● **Directions for this task**
Pictures do not belong in your copy. Repeat all the other data exactly.

________________________________________

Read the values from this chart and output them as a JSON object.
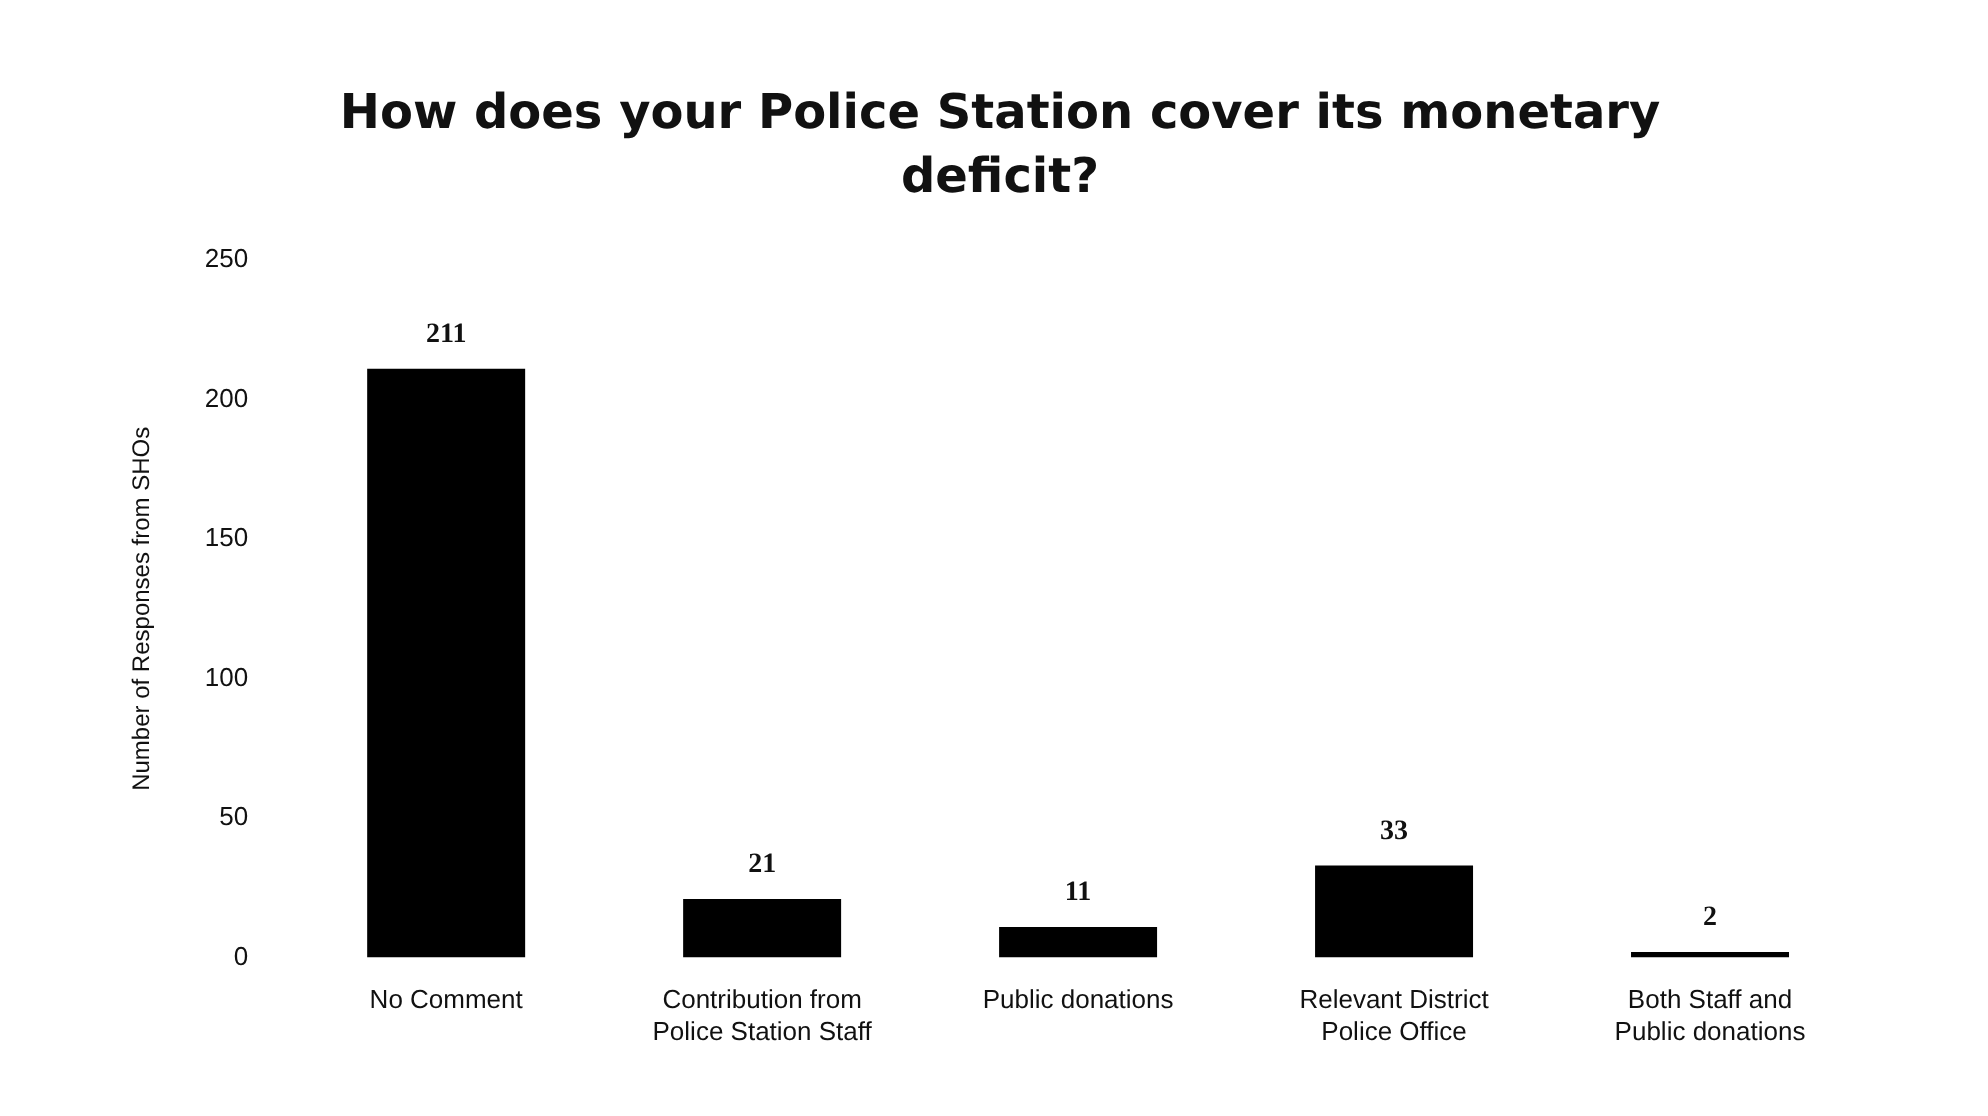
{
  "chart_data": {
    "type": "bar",
    "title": "How does your Police Station cover its monetary deficit?",
    "ylabel": "Number of Responses from SHOs",
    "categories": [
      "No Comment",
      "Contribution from Police Station Staff",
      "Public donations",
      "Relevant District Police Office",
      "Both Staff and Public donations"
    ],
    "values": [
      211,
      21,
      11,
      33,
      2
    ],
    "color": "#000000",
    "ylim": [
      0,
      250
    ],
    "yticks": [
      0,
      50,
      100,
      150,
      200,
      250
    ],
    "data_labels": true,
    "grid": false,
    "legend": false
  }
}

________________________________________

● **Response**
Read the values from this chart and output them as a JSON object.
{
  "chart_data": {
    "type": "bar",
    "title": "How does your Police Station cover its monetary deficit?",
    "ylabel": "Number of Responses from SHOs",
    "categories": [
      "No Comment",
      "Contribution from Police Station Staff",
      "Public donations",
      "Relevant District Police Office",
      "Both Staff and Public donations"
    ],
    "values": [
      211,
      21,
      11,
      33,
      2
    ],
    "color": "#000000",
    "ylim": [
      0,
      250
    ],
    "yticks": [
      0,
      50,
      100,
      150,
      200,
      250
    ],
    "data_labels": true,
    "grid": false,
    "legend": false
  }
}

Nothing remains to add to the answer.